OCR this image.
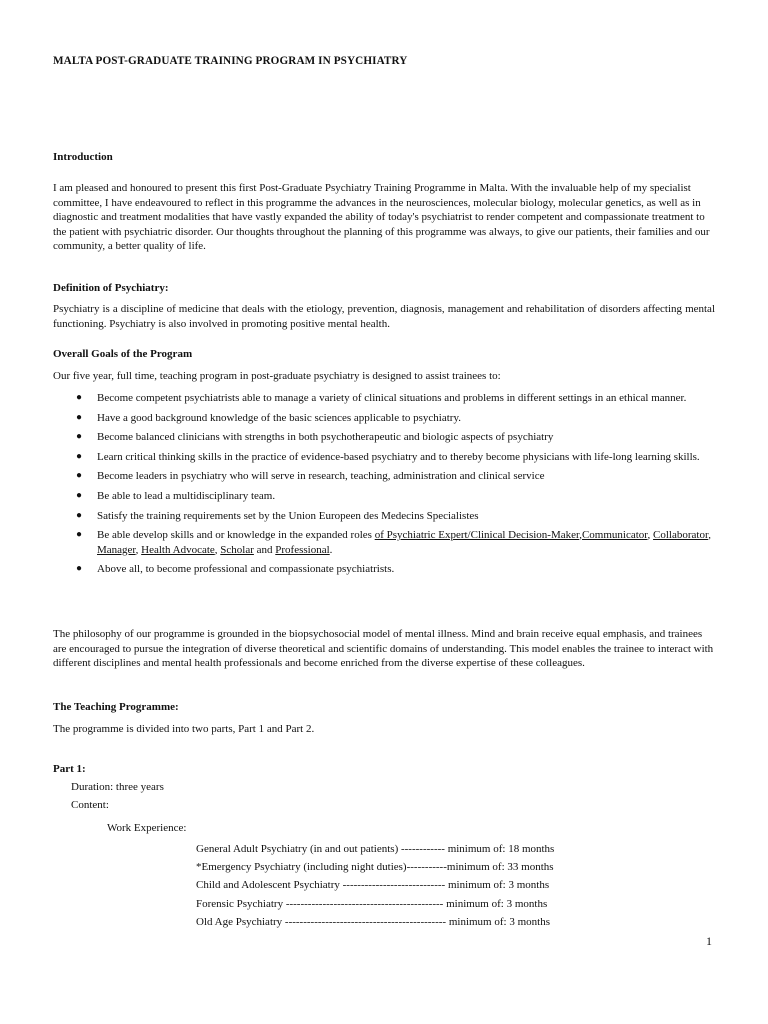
MALTA POST-GRADUATE TRAINING PROGRAM IN PSYCHIATRY

Introduction

I am pleased and honoured to present this first Post-Graduate Psychiatry Training Programme in Malta. With the invaluable help of my specialist committee, I have endeavoured to reflect in this programme the advances in the neurosciences, molecular biology, molecular genetics, as well as in diagnostic and treatment modalities that have vastly expanded the ability of today's psychiatrist to render competent and compassionate treatment to the patient with psychiatric disorder. Our thoughts throughout the planning of this programme was always, to give our patients, their families and our community, a better quality of life.

Definition of Psychiatry:

Psychiatry is a discipline of medicine that deals with the etiology, prevention, diagnosis, management and rehabilitation of disorders affecting mental functioning. Psychiatry is also involved in promoting positive mental health.

Overall Goals of the Program

Our five year, full time, teaching program in post-graduate psychiatry is designed to assist trainees to:

● Become competent psychiatrists able to manage a variety of clinical situations and problems in different settings in an ethical manner.
● Have a good background knowledge of the basic sciences applicable to psychiatry.
● Become balanced clinicians with strengths in both psychotherapeutic and biologic aspects of psychiatry
● Learn critical thinking skills in the practice of evidence-based psychiatry and to thereby become physicians with life-long learning skills.
● Become leaders in psychiatry who will serve in research, teaching, administration and clinical service
● Be able to lead a multidisciplinary team.
● Satisfy the training requirements set by the Union Europeen des Medecins Specialistes
● Be able develop skills and or knowledge in the expanded roles of Psychiatric Expert/Clinical Decision-Maker,Communicator, Collaborator, Manager, Health Advocate, Scholar and Professional.
● Above all, to become professional and compassionate psychiatrists.

The philosophy of our programme is grounded in the biopsychosocial model of mental illness. Mind and brain receive equal emphasis, and trainees are encouraged to pursue the integration of diverse theoretical and scientific domains of understanding. This model enables the trainee to interact with different disciplines and mental health professionals and become enriched from the diverse expertise of these colleagues.

The Teaching Programme:

The programme is divided into two parts, Part 1 and Part 2.

Part 1:

Duration: three years
Content:
Work Experience:
General Adult Psychiatry (in and out patients) ------------ minimum of: 18 months
*Emergency Psychiatry (including night duties)-----------minimum of: 33 months
Child and Adolescent Psychiatry ---------------------------- minimum of: 3 months
Forensic Psychiatry ------------------------------------------- minimum of: 3 months
Old Age Psychiatry -------------------------------------------- minimum of: 3 months
1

*WHAT YOU SHOULD DO:* Look over the entries above and tally the lines containing the string "minimum"; the answer is that total only.

*THE COMPLETED TASK:* 5